* **What the task requires**
Using the records provided below, locate and copy each line that contains the word "control".

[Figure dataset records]
-- Opening Marker --
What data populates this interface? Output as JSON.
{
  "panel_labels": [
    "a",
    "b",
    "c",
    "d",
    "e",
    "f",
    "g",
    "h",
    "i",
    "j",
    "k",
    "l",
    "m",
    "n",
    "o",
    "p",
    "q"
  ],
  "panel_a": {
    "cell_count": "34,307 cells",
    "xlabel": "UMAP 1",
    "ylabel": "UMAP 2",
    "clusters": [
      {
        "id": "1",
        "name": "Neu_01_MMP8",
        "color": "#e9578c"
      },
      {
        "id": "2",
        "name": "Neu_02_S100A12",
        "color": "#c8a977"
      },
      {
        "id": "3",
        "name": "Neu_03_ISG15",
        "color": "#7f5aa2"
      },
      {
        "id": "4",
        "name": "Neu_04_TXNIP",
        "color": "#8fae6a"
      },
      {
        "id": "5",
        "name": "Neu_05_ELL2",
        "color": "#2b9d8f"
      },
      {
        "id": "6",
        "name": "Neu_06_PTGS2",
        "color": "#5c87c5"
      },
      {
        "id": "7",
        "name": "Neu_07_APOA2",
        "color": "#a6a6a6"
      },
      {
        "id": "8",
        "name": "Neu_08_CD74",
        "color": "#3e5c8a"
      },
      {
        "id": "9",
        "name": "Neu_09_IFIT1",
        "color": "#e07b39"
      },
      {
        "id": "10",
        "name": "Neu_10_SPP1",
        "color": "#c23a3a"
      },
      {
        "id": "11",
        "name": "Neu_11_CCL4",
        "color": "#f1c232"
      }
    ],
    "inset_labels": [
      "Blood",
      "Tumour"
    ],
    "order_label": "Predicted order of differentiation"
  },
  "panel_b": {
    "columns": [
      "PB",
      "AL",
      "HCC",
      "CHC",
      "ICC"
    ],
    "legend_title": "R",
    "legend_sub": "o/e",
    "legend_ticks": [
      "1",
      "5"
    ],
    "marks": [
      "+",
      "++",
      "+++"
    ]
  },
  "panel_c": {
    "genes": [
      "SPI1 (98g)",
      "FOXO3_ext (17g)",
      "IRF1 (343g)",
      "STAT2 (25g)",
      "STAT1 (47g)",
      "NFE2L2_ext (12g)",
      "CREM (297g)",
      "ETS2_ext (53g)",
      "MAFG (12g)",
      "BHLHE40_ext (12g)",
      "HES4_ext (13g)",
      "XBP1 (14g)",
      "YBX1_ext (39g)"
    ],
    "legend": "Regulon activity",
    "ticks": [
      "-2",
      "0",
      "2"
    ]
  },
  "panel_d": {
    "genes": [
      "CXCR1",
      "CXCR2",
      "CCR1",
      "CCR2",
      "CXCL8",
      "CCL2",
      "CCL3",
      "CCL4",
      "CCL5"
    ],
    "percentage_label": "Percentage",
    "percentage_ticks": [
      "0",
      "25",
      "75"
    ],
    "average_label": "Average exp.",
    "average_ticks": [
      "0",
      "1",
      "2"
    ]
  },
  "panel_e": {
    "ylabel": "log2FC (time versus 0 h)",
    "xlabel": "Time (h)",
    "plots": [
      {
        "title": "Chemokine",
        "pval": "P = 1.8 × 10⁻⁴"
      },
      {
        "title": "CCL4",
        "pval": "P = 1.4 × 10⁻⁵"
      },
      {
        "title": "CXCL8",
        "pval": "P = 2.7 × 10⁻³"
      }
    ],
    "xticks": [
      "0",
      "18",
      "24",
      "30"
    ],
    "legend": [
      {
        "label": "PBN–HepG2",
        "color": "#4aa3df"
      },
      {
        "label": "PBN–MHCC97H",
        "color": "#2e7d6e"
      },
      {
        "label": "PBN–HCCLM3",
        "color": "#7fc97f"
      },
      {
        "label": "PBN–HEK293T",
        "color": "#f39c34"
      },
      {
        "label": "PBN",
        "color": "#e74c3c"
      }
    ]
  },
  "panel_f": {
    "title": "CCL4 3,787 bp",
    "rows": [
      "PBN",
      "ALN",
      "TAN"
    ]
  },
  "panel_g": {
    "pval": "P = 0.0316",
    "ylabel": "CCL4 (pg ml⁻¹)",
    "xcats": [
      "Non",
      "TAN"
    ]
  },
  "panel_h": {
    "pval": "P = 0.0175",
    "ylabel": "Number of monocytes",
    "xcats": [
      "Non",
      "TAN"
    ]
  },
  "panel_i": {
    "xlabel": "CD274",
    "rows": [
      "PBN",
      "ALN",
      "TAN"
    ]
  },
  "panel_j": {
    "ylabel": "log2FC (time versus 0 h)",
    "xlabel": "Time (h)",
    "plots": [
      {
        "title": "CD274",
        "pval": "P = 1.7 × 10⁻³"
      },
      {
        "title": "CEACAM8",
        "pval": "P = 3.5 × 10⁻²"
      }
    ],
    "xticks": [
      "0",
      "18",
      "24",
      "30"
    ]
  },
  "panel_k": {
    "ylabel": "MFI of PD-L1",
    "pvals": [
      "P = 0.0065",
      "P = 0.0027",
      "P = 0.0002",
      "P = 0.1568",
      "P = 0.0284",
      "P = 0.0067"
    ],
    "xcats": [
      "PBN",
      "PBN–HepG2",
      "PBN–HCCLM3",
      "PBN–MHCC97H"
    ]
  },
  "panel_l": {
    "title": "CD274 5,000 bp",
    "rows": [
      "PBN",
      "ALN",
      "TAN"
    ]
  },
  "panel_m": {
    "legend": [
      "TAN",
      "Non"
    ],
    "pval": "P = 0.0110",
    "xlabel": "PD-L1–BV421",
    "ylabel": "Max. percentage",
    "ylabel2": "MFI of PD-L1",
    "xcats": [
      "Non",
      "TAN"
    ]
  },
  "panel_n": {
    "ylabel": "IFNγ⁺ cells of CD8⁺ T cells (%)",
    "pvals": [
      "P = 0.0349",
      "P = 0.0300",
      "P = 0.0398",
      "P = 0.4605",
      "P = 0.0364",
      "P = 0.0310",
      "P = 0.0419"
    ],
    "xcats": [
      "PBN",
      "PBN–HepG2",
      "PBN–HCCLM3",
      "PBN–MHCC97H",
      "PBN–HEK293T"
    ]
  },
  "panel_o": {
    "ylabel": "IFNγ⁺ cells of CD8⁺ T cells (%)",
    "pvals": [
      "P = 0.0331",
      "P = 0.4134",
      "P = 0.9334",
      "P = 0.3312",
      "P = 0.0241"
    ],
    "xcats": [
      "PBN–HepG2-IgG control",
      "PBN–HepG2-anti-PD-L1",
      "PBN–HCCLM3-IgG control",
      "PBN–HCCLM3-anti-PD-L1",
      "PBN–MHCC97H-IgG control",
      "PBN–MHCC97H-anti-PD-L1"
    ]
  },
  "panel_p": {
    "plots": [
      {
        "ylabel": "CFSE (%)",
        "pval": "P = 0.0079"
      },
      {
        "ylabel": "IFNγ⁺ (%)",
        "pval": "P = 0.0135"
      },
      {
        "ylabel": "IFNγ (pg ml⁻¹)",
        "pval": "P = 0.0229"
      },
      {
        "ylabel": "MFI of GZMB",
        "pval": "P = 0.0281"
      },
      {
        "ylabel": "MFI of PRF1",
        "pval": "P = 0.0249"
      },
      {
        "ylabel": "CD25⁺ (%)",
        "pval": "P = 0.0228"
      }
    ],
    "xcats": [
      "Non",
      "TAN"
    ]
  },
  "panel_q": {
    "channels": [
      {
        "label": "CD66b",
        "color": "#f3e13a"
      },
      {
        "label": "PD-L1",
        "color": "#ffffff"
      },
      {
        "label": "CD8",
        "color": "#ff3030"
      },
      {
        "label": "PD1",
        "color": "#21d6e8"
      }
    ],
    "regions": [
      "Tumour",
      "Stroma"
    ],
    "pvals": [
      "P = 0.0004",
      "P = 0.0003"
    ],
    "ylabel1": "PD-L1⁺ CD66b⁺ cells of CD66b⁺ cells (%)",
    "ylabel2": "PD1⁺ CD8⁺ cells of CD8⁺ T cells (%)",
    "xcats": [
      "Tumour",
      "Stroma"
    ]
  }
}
-- Closing Marker --
* **Exercise solution**
      "PBN–HepG2-IgG control",
      "PBN–HCCLM3-IgG control",
      "PBN–MHCC97H-IgG control",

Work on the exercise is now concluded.